# Start of Source data

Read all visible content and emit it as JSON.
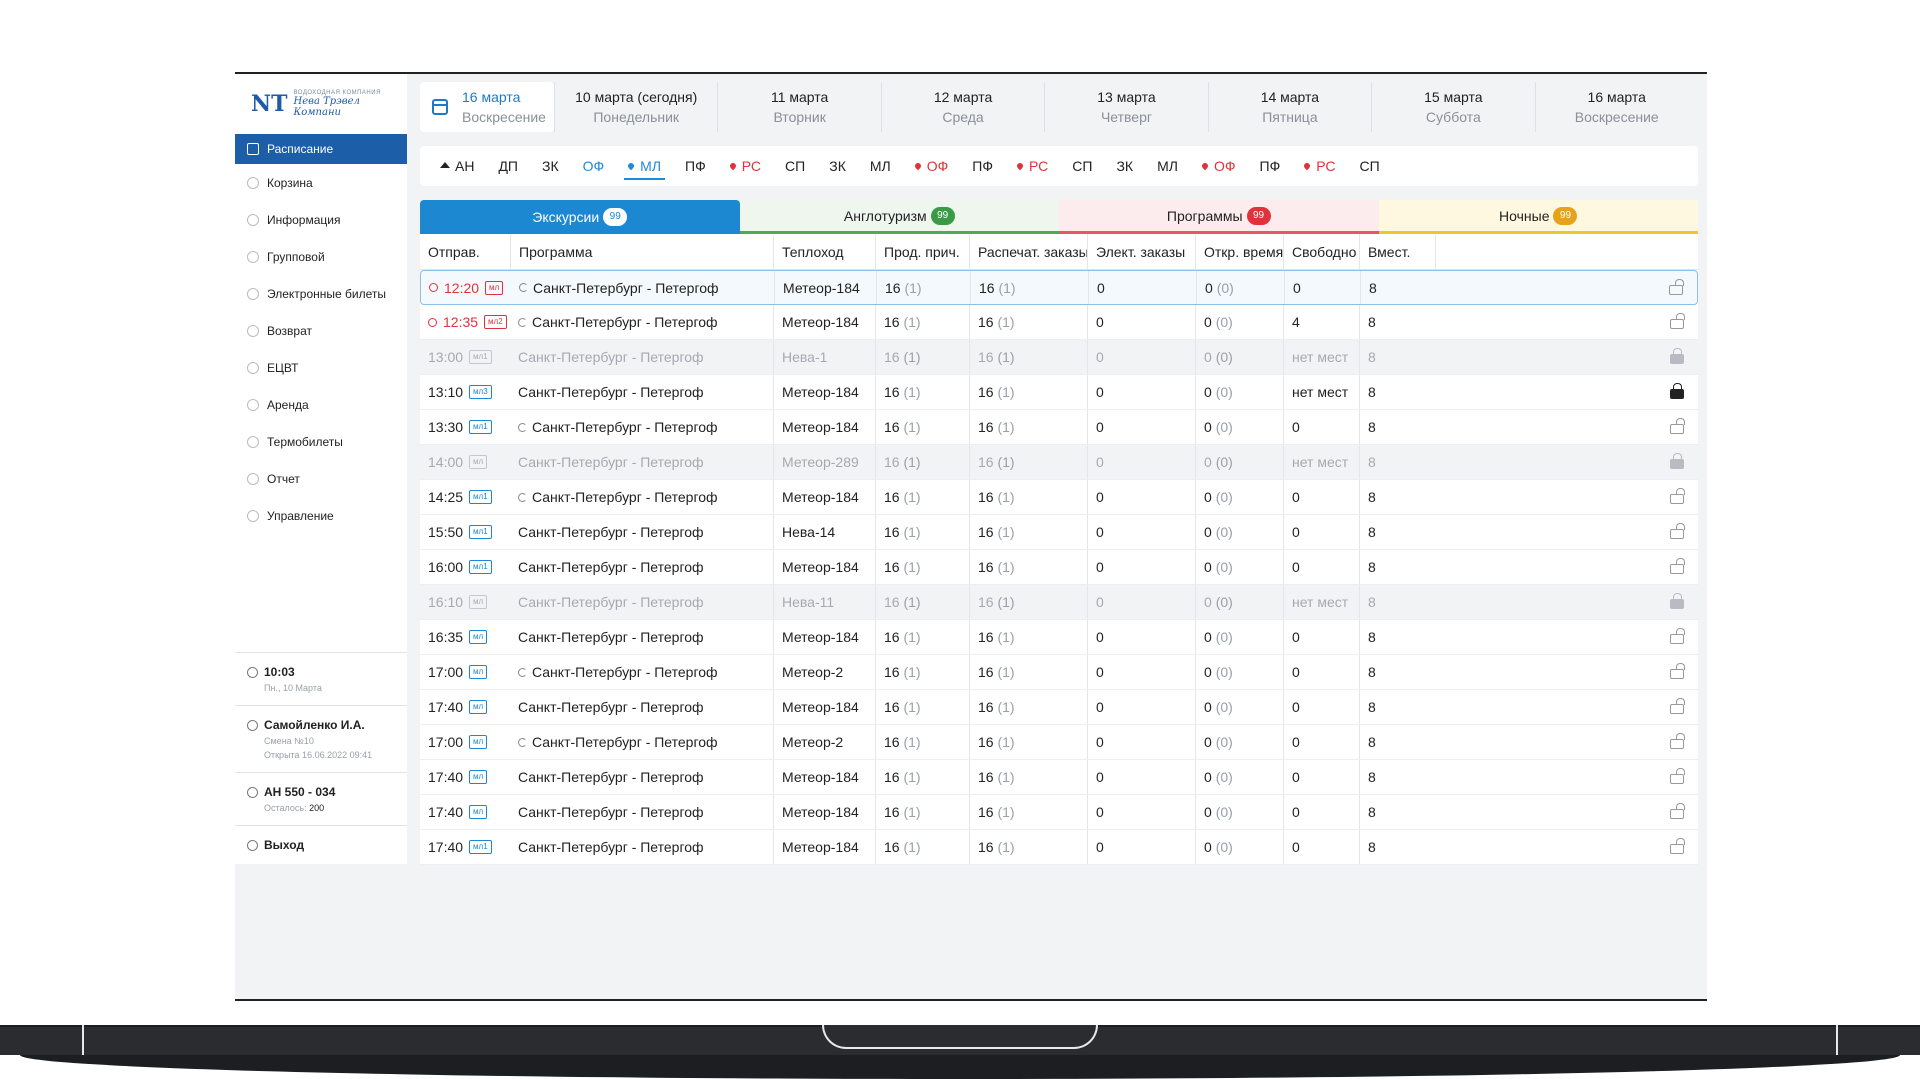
{
  "logo": {
    "mark": "NT",
    "small": "ВОДОХОДНАЯ КОМПАНИЯ",
    "name": "Нева Трэвел Компани"
  },
  "sidebar": {
    "items": [
      {
        "label": "Расписание"
      },
      {
        "label": "Корзина"
      },
      {
        "label": "Информация"
      },
      {
        "label": "Групповой"
      },
      {
        "label": "Электронные билеты"
      },
      {
        "label": "Возврат"
      },
      {
        "label": "ЕЦВТ"
      },
      {
        "label": "Аренда"
      },
      {
        "label": "Термобилеты"
      },
      {
        "label": "Отчет"
      },
      {
        "label": "Управление"
      }
    ],
    "clock": {
      "time": "10:03",
      "date": "Пн., 10 Марта"
    },
    "user": {
      "name": "Самойленко И.А.",
      "shift": "Смена №10",
      "opened": "Открыта 16.06.2022 09:41"
    },
    "ticket": {
      "code": "АН 550 - 034",
      "remaining_label": "Осталось:",
      "remaining": "200"
    },
    "logout": "Выход"
  },
  "dates": [
    {
      "top": "16 марта",
      "bot": "Воскресение"
    },
    {
      "top": "10 марта (сегодня)",
      "bot": "Понедельник"
    },
    {
      "top": "11 марта",
      "bot": "Вторник"
    },
    {
      "top": "12 марта",
      "bot": "Среда"
    },
    {
      "top": "13 марта",
      "bot": "Четверг"
    },
    {
      "top": "14 марта",
      "bot": "Пятница"
    },
    {
      "top": "15 марта",
      "bot": "Суббота"
    },
    {
      "top": "16 марта",
      "bot": "Воскресение"
    }
  ],
  "routes": [
    "АН",
    "ДП",
    "ЗК",
    "ОФ",
    "МЛ",
    "ПФ",
    "РС",
    "СП",
    "ЗК",
    "МЛ",
    "ОФ",
    "ПФ",
    "РС",
    "СП",
    "ЗК",
    "МЛ",
    "ОФ",
    "ПФ",
    "РС",
    "СП"
  ],
  "tabs": [
    {
      "label": "Экскурсии",
      "count": "99"
    },
    {
      "label": "Англотуризм",
      "count": "99"
    },
    {
      "label": "Программы",
      "count": "99"
    },
    {
      "label": "Ночные",
      "count": "99"
    }
  ],
  "columns": [
    "Отправ.",
    "Программа",
    "Теплоход",
    "Прод. прич.",
    "Распечат. заказы",
    "Элект. заказы",
    "Откр. время",
    "Свободно",
    "Вмест."
  ],
  "rows": [
    {
      "time": "12:20",
      "badge": "мл",
      "program": "Санкт-Петербург - Петергоф",
      "ship": "Метеор-184",
      "prod": "16",
      "prod2": "(1)",
      "print": "16",
      "print2": "(1)",
      "elect": "0",
      "open": "0",
      "open2": "(0)",
      "free": "0",
      "cap": "8"
    },
    {
      "time": "12:35",
      "badge": "мл2",
      "program": "Санкт-Петербург - Петергоф",
      "ship": "Метеор-184",
      "prod": "16",
      "prod2": "(1)",
      "print": "16",
      "print2": "(1)",
      "elect": "0",
      "open": "0",
      "open2": "(0)",
      "free": "4",
      "cap": "8"
    },
    {
      "time": "13:00",
      "badge": "мл1",
      "program": "Санкт-Петербург - Петергоф",
      "ship": "Нева-1",
      "prod": "16",
      "prod2": "(1)",
      "print": "16",
      "print2": "(1)",
      "elect": "0",
      "open": "0",
      "open2": "(0)",
      "free": "нет мест",
      "cap": "8"
    },
    {
      "time": "13:10",
      "badge": "мл3",
      "program": "Санкт-Петербург - Петергоф",
      "ship": "Метеор-184",
      "prod": "16",
      "prod2": "(1)",
      "print": "16",
      "print2": "(1)",
      "elect": "0",
      "open": "0",
      "open2": "(0)",
      "free": "нет мест",
      "cap": "8"
    },
    {
      "time": "13:30",
      "badge": "мл1",
      "program": "Санкт-Петербург - Петергоф",
      "ship": "Метеор-184",
      "prod": "16",
      "prod2": "(1)",
      "print": "16",
      "print2": "(1)",
      "elect": "0",
      "open": "0",
      "open2": "(0)",
      "free": "0",
      "cap": "8"
    },
    {
      "time": "14:00",
      "badge": "мл",
      "program": "Санкт-Петербург - Петергоф",
      "ship": "Метеор-289",
      "prod": "16",
      "prod2": "(1)",
      "print": "16",
      "print2": "(1)",
      "elect": "0",
      "open": "0",
      "open2": "(0)",
      "free": "нет мест",
      "cap": "8"
    },
    {
      "time": "14:25",
      "badge": "мл1",
      "program": "Санкт-Петербург - Петергоф",
      "ship": "Метеор-184",
      "prod": "16",
      "prod2": "(1)",
      "print": "16",
      "print2": "(1)",
      "elect": "0",
      "open": "0",
      "open2": "(0)",
      "free": "0",
      "cap": "8"
    },
    {
      "time": "15:50",
      "badge": "мл1",
      "program": "Санкт-Петербург - Петергоф",
      "ship": "Нева-14",
      "prod": "16",
      "prod2": "(1)",
      "print": "16",
      "print2": "(1)",
      "elect": "0",
      "open": "0",
      "open2": "(0)",
      "free": "0",
      "cap": "8"
    },
    {
      "time": "16:00",
      "badge": "мл1",
      "program": "Санкт-Петербург - Петергоф",
      "ship": "Метеор-184",
      "prod": "16",
      "prod2": "(1)",
      "print": "16",
      "print2": "(1)",
      "elect": "0",
      "open": "0",
      "open2": "(0)",
      "free": "0",
      "cap": "8"
    },
    {
      "time": "16:10",
      "badge": "мл",
      "program": "Санкт-Петербург - Петергоф",
      "ship": "Нева-11",
      "prod": "16",
      "prod2": "(1)",
      "print": "16",
      "print2": "(1)",
      "elect": "0",
      "open": "0",
      "open2": "(0)",
      "free": "нет мест",
      "cap": "8"
    },
    {
      "time": "16:35",
      "badge": "мл",
      "program": "Санкт-Петербург - Петергоф",
      "ship": "Метеор-184",
      "prod": "16",
      "prod2": "(1)",
      "print": "16",
      "print2": "(1)",
      "elect": "0",
      "open": "0",
      "open2": "(0)",
      "free": "0",
      "cap": "8"
    },
    {
      "time": "17:00",
      "badge": "мл",
      "program": "Санкт-Петербург - Петергоф",
      "ship": "Метеор-2",
      "prod": "16",
      "prod2": "(1)",
      "print": "16",
      "print2": "(1)",
      "elect": "0",
      "open": "0",
      "open2": "(0)",
      "free": "0",
      "cap": "8"
    },
    {
      "time": "17:40",
      "badge": "мл",
      "program": "Санкт-Петербург - Петергоф",
      "ship": "Метеор-184",
      "prod": "16",
      "prod2": "(1)",
      "print": "16",
      "print2": "(1)",
      "elect": "0",
      "open": "0",
      "open2": "(0)",
      "free": "0",
      "cap": "8"
    },
    {
      "time": "17:00",
      "badge": "мл",
      "program": "Санкт-Петербург - Петергоф",
      "ship": "Метеор-2",
      "prod": "16",
      "prod2": "(1)",
      "print": "16",
      "print2": "(1)",
      "elect": "0",
      "open": "0",
      "open2": "(0)",
      "free": "0",
      "cap": "8"
    },
    {
      "time": "17:40",
      "badge": "мл",
      "program": "Санкт-Петербург - Петергоф",
      "ship": "Метеор-184",
      "prod": "16",
      "prod2": "(1)",
      "print": "16",
      "print2": "(1)",
      "elect": "0",
      "open": "0",
      "open2": "(0)",
      "free": "0",
      "cap": "8"
    },
    {
      "time": "17:40",
      "badge": "мл",
      "program": "Санкт-Петербург - Петергоф",
      "ship": "Метеор-184",
      "prod": "16",
      "prod2": "(1)",
      "print": "16",
      "print2": "(1)",
      "elect": "0",
      "open": "0",
      "open2": "(0)",
      "free": "0",
      "cap": "8"
    },
    {
      "time": "17:40",
      "badge": "мл1",
      "program": "Санкт-Петербург - Петергоф",
      "ship": "Метеор-184",
      "prod": "16",
      "prod2": "(1)",
      "print": "16",
      "print2": "(1)",
      "elect": "0",
      "open": "0",
      "open2": "(0)",
      "free": "0",
      "cap": "8"
    }
  ]
}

# End of Source data

Copy all lines in the listing above where the string "Нева" appears.

    "name": "Нева Трэвел Компани"
      "ship": "Нева-1",
      "ship": "Нева-14",
      "ship": "Нева-11",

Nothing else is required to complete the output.